* TASK INPUTS:
☆ ☆ ☆ ☆ ☆ ☆ ☆

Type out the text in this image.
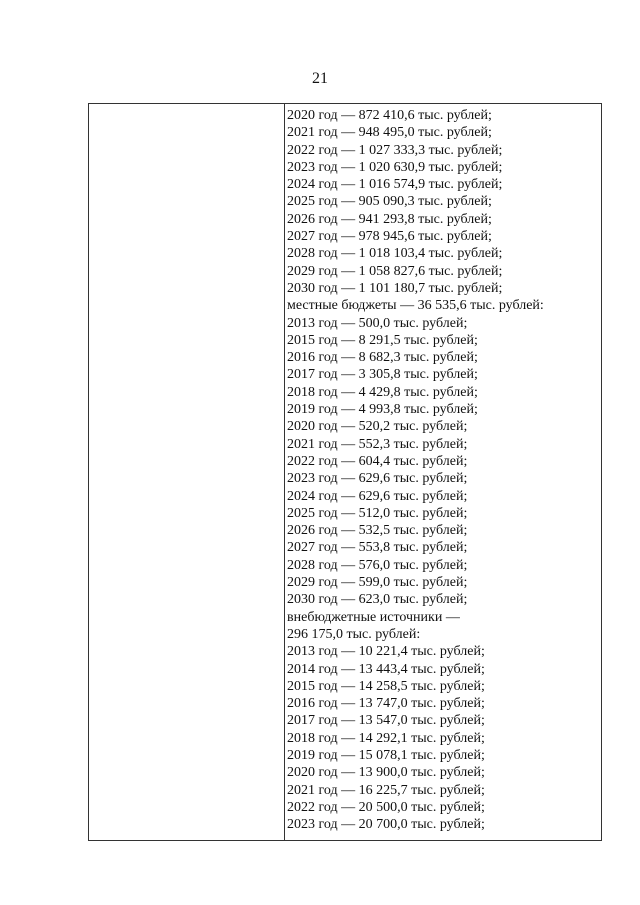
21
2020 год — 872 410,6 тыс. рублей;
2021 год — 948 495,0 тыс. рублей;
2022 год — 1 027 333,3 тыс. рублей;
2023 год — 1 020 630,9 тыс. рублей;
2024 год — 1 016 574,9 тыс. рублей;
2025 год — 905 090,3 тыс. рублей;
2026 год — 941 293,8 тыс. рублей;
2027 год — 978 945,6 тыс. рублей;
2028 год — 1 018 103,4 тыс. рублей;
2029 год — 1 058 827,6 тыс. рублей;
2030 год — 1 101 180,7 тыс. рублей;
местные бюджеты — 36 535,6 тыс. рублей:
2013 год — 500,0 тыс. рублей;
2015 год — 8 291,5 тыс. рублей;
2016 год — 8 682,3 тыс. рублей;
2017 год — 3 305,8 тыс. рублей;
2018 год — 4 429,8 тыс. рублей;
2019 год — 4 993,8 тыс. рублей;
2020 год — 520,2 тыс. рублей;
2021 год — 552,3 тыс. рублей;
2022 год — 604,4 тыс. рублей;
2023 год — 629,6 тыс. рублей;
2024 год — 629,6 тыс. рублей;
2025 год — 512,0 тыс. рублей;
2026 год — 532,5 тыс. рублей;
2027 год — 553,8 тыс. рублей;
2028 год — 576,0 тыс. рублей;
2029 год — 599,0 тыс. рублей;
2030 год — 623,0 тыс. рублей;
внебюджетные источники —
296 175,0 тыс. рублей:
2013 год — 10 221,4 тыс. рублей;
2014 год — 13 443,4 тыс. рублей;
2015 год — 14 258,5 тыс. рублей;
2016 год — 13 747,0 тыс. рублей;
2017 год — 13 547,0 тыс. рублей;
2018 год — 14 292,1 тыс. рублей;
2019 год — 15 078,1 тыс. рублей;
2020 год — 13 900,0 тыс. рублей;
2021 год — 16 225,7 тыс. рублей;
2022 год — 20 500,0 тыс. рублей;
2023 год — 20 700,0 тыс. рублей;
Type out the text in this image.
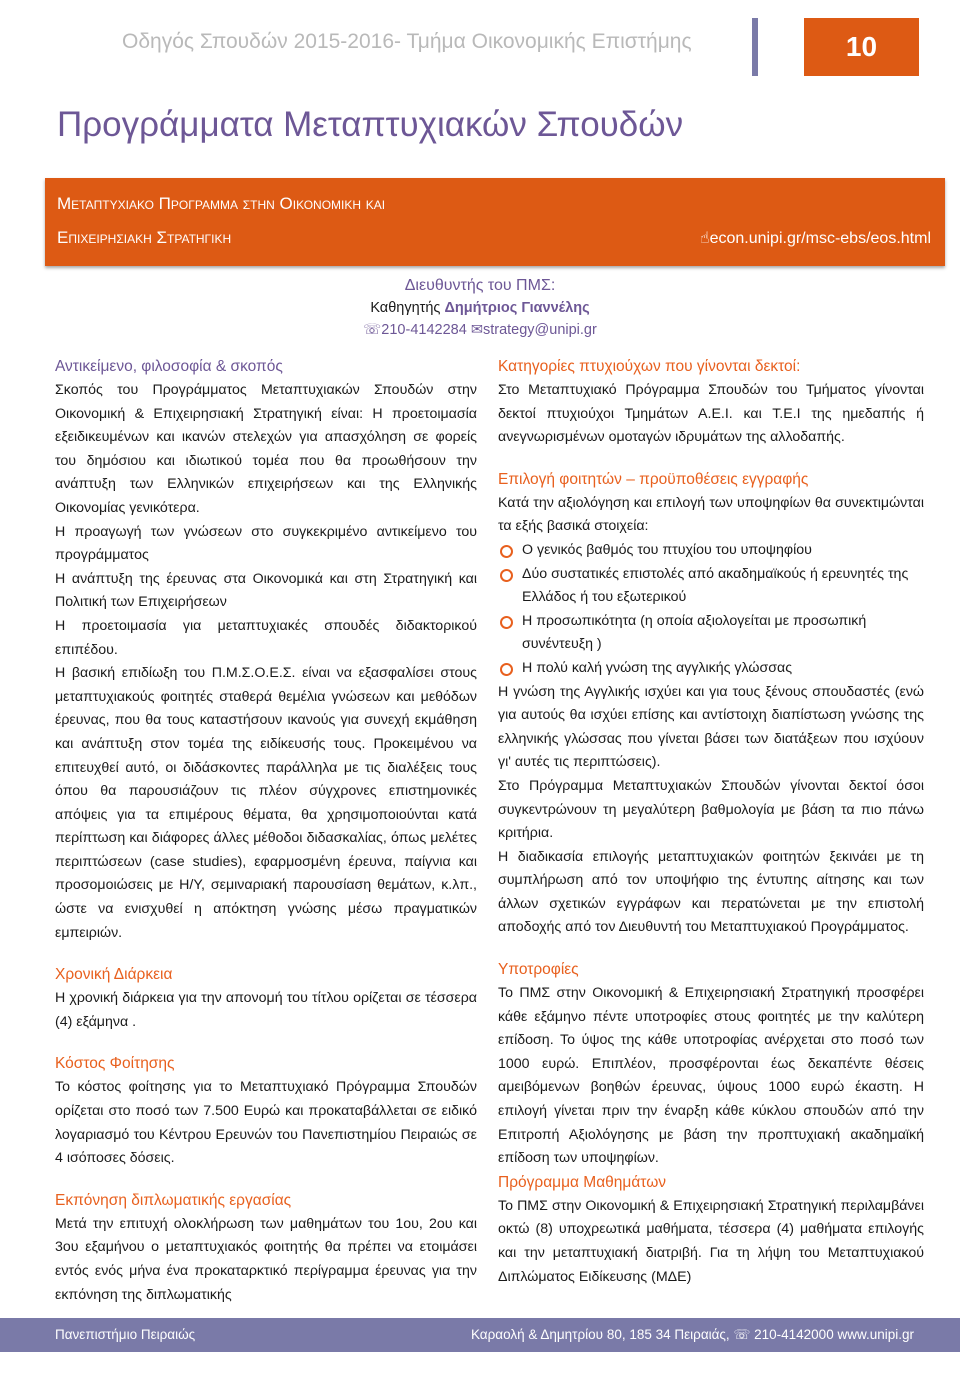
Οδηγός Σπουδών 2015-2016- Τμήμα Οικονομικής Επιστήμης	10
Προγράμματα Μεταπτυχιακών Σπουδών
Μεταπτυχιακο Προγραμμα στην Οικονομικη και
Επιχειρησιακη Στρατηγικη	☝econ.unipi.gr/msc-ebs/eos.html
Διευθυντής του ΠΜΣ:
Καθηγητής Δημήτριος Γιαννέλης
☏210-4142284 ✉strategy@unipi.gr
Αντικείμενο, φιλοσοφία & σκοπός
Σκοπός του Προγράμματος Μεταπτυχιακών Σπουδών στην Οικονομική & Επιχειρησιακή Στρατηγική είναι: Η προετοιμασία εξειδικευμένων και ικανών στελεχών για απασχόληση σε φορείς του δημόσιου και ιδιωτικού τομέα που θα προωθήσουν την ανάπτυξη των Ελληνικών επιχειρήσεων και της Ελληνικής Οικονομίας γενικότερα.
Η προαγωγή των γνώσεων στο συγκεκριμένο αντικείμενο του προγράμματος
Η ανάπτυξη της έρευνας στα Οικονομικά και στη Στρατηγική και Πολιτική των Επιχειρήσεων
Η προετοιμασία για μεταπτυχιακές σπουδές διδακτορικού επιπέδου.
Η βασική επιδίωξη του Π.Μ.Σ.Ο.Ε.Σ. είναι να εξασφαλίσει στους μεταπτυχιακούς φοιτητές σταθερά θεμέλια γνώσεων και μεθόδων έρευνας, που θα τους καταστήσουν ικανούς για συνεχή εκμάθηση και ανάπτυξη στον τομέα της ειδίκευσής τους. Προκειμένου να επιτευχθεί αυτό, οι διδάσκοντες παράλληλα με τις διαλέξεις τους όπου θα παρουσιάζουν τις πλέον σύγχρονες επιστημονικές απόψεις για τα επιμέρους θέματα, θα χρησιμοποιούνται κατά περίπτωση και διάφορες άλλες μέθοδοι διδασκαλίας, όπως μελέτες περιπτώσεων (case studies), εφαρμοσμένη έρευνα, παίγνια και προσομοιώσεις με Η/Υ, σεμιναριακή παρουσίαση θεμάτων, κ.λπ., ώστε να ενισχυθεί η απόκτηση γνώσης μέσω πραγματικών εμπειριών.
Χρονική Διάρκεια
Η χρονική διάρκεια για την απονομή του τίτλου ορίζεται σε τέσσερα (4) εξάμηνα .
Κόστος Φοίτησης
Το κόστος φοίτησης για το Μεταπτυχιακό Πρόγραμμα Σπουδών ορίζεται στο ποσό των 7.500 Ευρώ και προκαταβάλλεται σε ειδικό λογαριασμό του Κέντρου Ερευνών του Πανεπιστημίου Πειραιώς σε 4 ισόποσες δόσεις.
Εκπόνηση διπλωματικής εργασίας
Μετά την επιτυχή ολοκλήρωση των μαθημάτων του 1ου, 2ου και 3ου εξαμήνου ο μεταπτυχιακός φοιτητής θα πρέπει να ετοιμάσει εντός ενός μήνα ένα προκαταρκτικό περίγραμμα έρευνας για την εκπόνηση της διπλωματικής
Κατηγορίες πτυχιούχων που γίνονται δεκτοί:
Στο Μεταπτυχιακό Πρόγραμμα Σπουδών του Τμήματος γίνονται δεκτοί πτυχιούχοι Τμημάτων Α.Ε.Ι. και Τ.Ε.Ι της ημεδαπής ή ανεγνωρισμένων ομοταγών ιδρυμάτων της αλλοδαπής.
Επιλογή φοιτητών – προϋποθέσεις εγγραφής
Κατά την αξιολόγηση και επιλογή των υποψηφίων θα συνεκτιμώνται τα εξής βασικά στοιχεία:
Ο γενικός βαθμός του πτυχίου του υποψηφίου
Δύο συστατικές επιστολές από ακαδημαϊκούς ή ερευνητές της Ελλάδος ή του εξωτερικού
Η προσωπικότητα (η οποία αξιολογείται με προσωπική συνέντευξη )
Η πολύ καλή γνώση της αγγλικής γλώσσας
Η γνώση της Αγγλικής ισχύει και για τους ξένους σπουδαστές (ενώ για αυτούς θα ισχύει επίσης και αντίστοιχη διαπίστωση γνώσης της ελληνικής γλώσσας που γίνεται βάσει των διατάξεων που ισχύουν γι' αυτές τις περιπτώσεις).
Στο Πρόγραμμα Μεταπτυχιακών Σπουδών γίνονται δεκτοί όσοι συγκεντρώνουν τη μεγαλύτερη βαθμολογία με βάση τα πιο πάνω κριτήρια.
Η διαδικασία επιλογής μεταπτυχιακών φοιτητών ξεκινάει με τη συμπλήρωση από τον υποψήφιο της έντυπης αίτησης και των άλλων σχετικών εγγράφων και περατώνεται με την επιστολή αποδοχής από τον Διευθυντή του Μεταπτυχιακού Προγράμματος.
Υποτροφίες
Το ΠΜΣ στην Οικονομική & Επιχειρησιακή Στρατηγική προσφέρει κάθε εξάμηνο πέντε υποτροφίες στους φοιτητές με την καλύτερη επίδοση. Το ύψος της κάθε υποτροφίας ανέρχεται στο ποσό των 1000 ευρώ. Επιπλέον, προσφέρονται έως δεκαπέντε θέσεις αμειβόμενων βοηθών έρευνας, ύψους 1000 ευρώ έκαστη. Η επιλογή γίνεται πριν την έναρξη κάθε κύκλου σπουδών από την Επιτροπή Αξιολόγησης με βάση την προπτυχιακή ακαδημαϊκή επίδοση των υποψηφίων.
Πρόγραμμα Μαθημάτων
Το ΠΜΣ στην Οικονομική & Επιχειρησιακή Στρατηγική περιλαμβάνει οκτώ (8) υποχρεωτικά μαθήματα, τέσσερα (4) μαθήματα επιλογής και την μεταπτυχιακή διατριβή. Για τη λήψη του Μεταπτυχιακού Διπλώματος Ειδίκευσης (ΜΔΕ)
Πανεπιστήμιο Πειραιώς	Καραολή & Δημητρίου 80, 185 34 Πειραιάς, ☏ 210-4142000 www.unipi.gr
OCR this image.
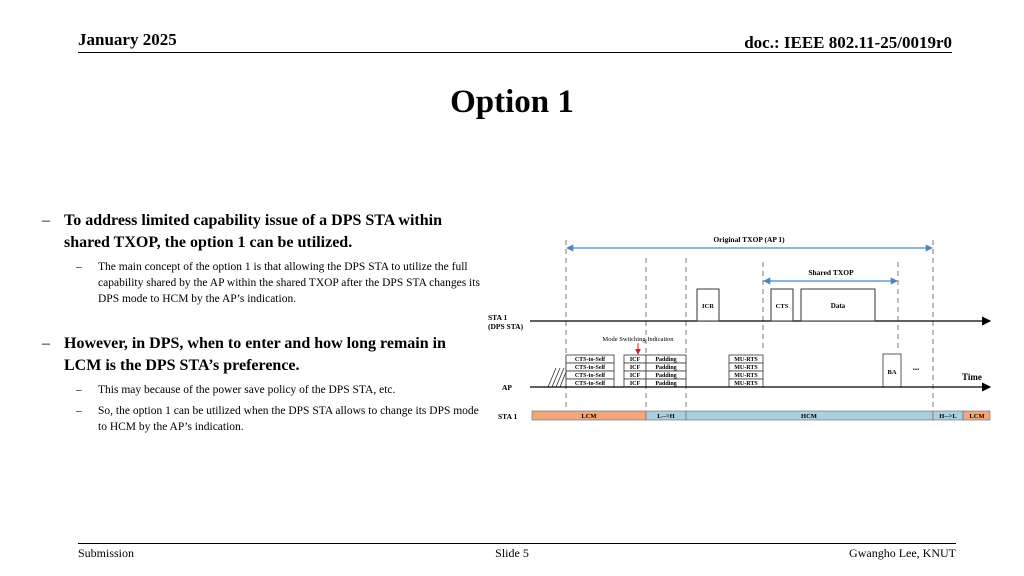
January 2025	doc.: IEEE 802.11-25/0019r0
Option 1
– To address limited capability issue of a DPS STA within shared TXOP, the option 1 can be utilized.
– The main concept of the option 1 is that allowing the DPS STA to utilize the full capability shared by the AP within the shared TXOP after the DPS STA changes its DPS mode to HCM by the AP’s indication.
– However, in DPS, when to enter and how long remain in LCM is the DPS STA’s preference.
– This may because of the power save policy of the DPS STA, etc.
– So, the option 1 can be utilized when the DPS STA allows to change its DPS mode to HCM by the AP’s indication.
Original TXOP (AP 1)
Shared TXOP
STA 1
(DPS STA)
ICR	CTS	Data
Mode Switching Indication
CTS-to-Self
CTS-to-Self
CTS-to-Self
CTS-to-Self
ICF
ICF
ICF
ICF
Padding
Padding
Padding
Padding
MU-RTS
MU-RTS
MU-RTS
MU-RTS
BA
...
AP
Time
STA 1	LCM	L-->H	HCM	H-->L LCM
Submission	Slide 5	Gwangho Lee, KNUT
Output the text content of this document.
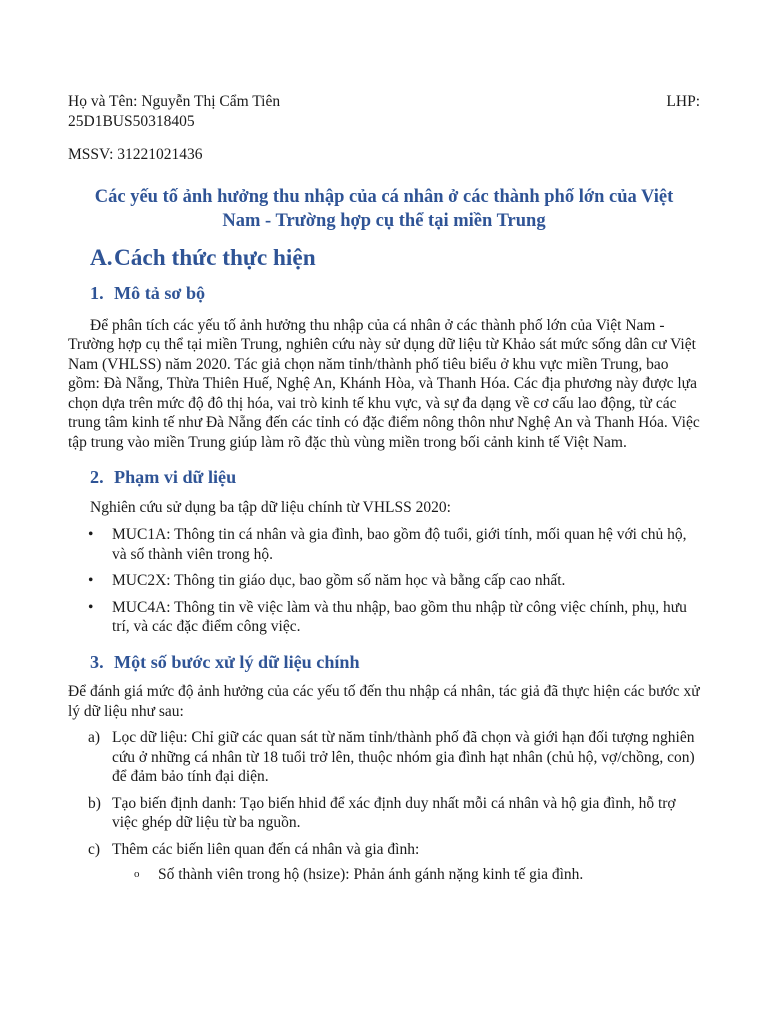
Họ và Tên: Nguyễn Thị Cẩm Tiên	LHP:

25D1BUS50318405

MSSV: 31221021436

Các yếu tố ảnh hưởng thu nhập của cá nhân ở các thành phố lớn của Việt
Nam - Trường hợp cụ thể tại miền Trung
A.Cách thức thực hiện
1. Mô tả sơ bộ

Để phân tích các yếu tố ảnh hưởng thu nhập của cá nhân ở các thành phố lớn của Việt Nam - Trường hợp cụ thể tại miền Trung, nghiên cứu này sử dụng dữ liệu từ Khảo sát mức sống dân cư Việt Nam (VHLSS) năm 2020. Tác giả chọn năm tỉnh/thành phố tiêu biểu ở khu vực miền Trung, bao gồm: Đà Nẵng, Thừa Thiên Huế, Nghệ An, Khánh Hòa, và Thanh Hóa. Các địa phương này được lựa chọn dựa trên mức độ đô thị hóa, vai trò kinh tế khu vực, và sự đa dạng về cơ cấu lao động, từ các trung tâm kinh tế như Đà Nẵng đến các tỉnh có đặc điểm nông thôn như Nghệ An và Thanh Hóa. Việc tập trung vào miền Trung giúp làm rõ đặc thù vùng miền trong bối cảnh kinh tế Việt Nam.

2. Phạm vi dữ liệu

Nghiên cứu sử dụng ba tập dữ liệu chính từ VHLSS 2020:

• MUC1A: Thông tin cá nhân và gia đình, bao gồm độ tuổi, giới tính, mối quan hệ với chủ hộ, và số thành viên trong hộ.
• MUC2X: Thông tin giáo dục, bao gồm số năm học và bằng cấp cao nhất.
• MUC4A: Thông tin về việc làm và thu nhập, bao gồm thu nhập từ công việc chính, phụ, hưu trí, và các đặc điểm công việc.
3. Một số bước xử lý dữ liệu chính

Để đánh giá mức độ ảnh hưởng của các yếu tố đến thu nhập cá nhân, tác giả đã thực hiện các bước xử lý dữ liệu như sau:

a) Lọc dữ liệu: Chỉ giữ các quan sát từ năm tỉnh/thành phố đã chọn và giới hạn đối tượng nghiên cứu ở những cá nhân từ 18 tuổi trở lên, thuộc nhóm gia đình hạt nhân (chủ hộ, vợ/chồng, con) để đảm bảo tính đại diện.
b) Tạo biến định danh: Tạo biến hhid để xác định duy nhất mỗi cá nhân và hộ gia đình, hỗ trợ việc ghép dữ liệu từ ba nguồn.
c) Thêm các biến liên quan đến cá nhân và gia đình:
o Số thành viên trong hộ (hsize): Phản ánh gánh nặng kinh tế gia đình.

☆ ☆ ☆ ☆ ☆ ☆ ☆

Search the lines for "ορίζεται". Copy each line that has it.

* WRITTEN SOLUTION:
Η χρονική διάρκεια για την απονομή του τίτλου ορίζεται σε τέσσερα (4) εξάμηνα .
Το κόστος φοίτησης για το Μεταπτυχιακό Πρόγραμμα Σπουδών ορίζεται στο ποσό των 7.500 Ευρώ και προκαταβάλλεται σε ειδικό λογαριασμό του Κέντρου Ερευνών του Πανεπιστημίου Πειραιώς σε 4 ισόποσες δόσεις.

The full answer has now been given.